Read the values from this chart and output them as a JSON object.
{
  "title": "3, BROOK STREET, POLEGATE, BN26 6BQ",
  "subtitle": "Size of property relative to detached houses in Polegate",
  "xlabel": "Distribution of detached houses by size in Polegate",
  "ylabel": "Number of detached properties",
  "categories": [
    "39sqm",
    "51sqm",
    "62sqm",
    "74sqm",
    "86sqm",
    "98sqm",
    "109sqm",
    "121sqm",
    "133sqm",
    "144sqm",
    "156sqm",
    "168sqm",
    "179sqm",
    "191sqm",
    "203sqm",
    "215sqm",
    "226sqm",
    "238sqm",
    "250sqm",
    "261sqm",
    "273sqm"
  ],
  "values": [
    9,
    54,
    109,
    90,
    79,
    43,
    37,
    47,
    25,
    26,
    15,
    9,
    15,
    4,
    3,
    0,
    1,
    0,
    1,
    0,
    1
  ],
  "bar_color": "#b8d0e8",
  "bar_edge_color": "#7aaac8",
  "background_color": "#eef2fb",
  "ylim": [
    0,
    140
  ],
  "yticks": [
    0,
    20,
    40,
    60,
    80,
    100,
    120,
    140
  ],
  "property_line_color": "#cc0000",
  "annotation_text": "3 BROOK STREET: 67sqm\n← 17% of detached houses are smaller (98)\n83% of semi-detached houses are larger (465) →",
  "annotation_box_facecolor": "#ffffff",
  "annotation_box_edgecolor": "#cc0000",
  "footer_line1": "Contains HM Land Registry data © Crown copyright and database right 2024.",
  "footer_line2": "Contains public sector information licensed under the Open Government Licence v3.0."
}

**SET PROBLEM:**
Scan the data above and copy every line with "values" in it.

**COMPLETE OUTPUT:**
Read the values from this chart and output them as a JSON object.
  "values": [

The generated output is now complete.